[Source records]
= = =
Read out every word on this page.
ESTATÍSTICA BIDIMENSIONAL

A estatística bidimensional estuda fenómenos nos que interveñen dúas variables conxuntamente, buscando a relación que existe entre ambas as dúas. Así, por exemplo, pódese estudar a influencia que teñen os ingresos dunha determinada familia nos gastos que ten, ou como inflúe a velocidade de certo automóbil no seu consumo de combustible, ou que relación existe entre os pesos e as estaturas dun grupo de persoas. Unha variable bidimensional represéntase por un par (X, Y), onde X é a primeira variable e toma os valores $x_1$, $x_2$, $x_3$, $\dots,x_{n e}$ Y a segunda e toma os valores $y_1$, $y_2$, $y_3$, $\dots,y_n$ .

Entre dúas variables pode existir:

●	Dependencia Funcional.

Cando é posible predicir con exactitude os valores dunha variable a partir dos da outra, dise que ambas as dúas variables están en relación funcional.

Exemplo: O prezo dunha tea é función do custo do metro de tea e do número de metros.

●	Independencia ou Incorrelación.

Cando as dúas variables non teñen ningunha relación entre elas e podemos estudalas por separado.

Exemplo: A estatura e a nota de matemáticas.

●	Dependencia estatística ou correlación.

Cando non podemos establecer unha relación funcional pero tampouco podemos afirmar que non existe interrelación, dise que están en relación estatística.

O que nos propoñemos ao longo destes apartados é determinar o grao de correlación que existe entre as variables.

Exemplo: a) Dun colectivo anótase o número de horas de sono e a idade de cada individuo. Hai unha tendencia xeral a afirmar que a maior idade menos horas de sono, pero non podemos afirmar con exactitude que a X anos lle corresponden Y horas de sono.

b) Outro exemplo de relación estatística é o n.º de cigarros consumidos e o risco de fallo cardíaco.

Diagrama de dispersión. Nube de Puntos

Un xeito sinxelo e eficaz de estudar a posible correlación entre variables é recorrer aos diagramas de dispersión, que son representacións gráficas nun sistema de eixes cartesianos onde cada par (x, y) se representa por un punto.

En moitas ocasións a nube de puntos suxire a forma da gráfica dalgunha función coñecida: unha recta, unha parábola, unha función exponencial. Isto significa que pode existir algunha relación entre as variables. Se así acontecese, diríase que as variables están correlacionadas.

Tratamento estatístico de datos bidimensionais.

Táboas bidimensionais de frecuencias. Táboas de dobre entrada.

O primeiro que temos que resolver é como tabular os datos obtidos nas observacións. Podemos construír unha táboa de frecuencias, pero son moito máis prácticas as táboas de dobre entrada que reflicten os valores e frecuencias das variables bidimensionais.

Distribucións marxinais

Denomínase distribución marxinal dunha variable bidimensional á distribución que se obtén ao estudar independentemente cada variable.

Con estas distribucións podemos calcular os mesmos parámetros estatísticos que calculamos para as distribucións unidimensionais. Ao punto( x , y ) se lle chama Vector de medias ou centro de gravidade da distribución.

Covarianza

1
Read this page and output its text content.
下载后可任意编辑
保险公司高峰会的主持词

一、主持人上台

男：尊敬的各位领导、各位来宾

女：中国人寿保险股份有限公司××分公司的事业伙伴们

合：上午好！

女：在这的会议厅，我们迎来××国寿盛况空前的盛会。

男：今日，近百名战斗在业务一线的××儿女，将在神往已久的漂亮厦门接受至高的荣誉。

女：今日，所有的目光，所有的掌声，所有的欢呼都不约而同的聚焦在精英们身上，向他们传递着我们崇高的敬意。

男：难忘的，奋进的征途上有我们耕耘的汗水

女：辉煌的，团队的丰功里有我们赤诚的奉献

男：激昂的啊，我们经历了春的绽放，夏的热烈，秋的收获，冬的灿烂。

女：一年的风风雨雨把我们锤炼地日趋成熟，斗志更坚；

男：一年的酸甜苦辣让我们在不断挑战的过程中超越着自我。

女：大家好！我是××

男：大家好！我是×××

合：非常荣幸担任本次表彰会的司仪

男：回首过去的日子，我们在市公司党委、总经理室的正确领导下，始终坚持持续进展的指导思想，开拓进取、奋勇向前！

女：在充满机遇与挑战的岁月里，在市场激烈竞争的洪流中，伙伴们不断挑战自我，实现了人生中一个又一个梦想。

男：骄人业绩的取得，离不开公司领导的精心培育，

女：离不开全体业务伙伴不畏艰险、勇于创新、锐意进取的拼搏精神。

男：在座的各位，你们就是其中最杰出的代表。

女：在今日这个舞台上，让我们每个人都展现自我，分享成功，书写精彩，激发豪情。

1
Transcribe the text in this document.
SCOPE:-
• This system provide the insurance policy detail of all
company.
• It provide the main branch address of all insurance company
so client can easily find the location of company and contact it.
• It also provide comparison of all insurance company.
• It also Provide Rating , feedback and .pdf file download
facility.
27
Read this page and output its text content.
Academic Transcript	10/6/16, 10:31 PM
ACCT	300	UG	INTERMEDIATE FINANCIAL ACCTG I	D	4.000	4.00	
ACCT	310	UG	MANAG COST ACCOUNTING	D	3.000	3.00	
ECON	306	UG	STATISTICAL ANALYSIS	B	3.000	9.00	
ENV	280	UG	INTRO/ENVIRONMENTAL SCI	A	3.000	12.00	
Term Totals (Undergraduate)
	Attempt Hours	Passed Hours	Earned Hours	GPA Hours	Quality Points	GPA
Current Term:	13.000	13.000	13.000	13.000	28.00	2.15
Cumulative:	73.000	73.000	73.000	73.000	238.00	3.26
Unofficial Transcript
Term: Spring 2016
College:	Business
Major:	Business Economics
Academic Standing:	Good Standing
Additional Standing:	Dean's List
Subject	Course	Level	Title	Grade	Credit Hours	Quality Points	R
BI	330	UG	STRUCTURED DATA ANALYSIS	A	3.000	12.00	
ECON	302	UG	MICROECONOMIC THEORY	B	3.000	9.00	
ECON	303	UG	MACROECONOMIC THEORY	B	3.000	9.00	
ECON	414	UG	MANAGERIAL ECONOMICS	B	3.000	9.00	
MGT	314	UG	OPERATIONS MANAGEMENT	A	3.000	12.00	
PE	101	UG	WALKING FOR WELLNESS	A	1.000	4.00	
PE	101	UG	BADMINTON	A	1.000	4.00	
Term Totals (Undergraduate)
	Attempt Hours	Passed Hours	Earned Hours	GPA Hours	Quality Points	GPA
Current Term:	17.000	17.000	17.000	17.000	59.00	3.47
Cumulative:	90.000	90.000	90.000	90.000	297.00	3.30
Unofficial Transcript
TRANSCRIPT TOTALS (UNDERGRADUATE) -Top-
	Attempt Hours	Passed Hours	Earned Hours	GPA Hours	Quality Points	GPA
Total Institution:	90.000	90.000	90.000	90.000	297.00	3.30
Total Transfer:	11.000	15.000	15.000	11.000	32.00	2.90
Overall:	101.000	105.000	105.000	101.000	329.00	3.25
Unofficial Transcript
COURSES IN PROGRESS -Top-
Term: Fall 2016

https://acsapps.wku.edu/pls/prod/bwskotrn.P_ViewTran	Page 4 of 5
= = =
## WRITTEN REQUEST
From the listing above, return each line with the word "entrada".

## RIGHT ANSWER
Táboas bidimensionais de frecuencias. Táboas de dobre entrada.
O primeiro que temos que resolver é como tabular os datos obtidos nas observacións. Podemos construír unha táboa de frecuencias, pero son moito máis prácticas as táboas de dobre entrada que reflicten os valores e frecuencias das variables bidimensionais.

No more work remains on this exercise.